>> START Supplied data

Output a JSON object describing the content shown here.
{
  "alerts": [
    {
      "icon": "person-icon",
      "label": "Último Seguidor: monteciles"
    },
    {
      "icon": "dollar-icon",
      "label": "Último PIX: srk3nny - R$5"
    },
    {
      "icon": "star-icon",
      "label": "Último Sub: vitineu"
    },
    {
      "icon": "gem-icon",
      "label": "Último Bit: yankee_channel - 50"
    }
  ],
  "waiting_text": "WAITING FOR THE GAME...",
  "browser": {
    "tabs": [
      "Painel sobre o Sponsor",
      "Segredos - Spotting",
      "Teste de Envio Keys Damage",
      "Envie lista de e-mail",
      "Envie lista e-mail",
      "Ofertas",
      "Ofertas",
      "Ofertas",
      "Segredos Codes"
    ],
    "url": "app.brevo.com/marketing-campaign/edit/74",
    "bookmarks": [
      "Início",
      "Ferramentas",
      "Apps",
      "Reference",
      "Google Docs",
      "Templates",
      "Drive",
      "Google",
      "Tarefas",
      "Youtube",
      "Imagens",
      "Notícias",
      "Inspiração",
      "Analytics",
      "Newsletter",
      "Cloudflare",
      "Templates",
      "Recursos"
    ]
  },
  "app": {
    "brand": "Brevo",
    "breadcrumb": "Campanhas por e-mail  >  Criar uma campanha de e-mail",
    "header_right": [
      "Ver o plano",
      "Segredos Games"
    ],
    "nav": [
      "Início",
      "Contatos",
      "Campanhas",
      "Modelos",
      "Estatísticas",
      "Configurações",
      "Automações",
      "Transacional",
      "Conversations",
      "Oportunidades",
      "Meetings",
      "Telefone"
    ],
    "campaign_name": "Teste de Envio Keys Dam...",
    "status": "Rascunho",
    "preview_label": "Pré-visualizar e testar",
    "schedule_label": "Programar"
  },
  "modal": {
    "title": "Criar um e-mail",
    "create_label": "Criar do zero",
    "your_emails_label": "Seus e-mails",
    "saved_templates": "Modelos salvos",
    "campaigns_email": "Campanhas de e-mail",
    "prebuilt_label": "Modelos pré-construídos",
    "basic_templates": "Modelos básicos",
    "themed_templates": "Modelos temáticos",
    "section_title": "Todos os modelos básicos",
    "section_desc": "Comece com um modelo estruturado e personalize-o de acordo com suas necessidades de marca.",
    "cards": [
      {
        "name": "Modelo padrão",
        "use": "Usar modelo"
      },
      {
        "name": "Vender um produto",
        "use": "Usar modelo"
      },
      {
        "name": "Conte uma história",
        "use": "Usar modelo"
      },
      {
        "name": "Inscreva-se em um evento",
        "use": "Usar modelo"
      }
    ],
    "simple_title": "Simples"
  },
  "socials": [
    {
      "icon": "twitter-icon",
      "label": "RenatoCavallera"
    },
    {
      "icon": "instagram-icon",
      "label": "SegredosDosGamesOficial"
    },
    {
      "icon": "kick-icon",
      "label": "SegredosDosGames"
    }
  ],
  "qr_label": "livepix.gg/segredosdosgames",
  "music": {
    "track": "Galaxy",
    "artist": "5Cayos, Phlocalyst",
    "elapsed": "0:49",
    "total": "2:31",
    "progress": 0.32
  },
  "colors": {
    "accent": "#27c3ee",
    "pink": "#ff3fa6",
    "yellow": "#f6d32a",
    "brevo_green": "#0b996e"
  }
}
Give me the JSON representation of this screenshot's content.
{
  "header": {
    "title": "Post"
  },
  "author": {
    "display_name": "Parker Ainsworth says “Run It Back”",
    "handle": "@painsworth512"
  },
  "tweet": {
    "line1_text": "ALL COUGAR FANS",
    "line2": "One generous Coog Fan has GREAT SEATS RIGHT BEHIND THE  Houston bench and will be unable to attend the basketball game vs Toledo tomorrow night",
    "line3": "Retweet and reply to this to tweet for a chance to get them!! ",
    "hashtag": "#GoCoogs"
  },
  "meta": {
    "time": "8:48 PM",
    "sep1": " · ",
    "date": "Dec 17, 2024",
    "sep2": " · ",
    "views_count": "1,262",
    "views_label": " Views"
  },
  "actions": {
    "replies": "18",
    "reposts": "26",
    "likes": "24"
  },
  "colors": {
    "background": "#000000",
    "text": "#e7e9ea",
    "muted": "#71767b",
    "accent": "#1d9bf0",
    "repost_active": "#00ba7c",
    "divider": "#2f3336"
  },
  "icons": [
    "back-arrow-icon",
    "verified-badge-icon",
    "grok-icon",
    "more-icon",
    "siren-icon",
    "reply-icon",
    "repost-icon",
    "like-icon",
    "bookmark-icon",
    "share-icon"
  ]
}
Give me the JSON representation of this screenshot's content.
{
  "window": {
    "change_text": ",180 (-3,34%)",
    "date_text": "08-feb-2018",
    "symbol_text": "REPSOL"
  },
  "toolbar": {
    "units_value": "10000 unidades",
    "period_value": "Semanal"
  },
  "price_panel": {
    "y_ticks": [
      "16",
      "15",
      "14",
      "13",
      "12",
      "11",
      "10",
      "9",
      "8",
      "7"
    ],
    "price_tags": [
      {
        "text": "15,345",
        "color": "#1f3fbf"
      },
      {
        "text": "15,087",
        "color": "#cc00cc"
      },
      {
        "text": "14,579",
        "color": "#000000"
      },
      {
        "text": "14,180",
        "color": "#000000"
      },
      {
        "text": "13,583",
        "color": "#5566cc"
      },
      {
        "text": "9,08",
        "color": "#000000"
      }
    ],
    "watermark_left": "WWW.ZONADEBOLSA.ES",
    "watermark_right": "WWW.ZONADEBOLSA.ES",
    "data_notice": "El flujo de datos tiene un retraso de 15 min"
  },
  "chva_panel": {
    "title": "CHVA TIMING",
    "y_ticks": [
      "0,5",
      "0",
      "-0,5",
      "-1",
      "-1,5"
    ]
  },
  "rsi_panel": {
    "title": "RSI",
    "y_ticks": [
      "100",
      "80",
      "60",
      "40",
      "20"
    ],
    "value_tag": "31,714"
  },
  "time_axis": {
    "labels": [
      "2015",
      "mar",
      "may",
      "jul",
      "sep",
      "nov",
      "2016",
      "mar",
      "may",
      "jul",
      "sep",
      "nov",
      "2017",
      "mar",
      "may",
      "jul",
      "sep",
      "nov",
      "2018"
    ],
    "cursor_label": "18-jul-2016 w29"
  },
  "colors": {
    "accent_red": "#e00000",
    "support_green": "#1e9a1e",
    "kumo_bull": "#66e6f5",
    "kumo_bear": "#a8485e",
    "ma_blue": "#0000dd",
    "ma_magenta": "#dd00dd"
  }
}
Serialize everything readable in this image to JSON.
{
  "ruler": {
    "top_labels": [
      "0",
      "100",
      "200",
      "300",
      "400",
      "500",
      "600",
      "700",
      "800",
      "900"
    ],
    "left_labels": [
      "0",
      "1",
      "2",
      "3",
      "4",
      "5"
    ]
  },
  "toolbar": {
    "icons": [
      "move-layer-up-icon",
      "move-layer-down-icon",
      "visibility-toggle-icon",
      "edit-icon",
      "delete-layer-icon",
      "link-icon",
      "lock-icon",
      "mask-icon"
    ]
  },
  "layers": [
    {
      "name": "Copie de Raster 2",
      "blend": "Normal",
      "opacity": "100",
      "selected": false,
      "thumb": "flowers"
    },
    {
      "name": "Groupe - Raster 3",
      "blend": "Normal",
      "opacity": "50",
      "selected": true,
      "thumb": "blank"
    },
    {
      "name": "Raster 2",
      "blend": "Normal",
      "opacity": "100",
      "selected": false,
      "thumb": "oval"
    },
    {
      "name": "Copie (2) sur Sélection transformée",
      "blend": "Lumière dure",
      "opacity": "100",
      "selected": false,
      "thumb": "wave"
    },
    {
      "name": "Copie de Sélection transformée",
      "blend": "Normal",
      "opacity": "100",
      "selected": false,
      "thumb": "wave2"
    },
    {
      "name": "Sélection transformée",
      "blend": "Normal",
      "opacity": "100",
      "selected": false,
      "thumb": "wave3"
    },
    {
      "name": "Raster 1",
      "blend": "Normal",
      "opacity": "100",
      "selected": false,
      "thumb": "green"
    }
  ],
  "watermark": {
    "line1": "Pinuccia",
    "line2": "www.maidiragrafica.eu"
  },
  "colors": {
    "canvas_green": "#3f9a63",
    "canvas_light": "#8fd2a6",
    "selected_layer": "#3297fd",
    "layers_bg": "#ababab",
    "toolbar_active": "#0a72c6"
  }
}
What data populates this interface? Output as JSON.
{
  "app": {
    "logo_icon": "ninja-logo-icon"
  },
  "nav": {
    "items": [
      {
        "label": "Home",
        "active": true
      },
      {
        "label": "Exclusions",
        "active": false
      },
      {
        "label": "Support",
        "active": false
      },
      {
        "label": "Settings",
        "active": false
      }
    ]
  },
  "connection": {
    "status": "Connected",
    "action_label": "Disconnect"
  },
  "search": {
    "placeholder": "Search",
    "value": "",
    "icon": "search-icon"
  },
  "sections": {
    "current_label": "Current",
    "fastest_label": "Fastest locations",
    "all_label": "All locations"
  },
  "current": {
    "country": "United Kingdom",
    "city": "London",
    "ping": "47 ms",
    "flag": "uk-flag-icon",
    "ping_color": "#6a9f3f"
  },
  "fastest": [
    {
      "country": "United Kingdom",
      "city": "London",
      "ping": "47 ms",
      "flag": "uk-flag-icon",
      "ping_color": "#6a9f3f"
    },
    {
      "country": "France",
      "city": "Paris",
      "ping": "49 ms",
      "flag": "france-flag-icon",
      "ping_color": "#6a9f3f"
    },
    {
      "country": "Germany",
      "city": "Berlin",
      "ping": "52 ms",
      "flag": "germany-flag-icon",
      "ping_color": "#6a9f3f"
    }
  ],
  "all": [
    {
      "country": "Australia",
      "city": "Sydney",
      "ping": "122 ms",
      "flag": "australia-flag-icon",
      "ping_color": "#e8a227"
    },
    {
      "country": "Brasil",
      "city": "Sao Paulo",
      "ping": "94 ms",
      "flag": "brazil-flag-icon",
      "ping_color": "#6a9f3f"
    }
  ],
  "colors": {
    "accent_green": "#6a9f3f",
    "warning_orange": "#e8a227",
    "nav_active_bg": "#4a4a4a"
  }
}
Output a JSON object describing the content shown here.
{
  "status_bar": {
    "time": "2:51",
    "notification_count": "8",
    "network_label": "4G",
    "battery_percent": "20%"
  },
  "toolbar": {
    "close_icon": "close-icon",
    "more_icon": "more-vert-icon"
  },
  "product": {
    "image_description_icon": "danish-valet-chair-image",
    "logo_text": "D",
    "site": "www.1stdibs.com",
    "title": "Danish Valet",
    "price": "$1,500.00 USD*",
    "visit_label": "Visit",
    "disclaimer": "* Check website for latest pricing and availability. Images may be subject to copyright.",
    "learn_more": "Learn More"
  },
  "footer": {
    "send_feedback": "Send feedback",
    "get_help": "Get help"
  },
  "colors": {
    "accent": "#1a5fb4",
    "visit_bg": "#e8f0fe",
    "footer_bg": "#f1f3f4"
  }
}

>> END Supplied data

• **What needs to be done**: Report each line of the material above where the word "country" appears.

• **Exercise output**:
    "country": "United Kingdom",
      "country": "United Kingdom",
      "country": "France",
      "country": "Germany",
      "country": "Australia",
      "country": "Brasil",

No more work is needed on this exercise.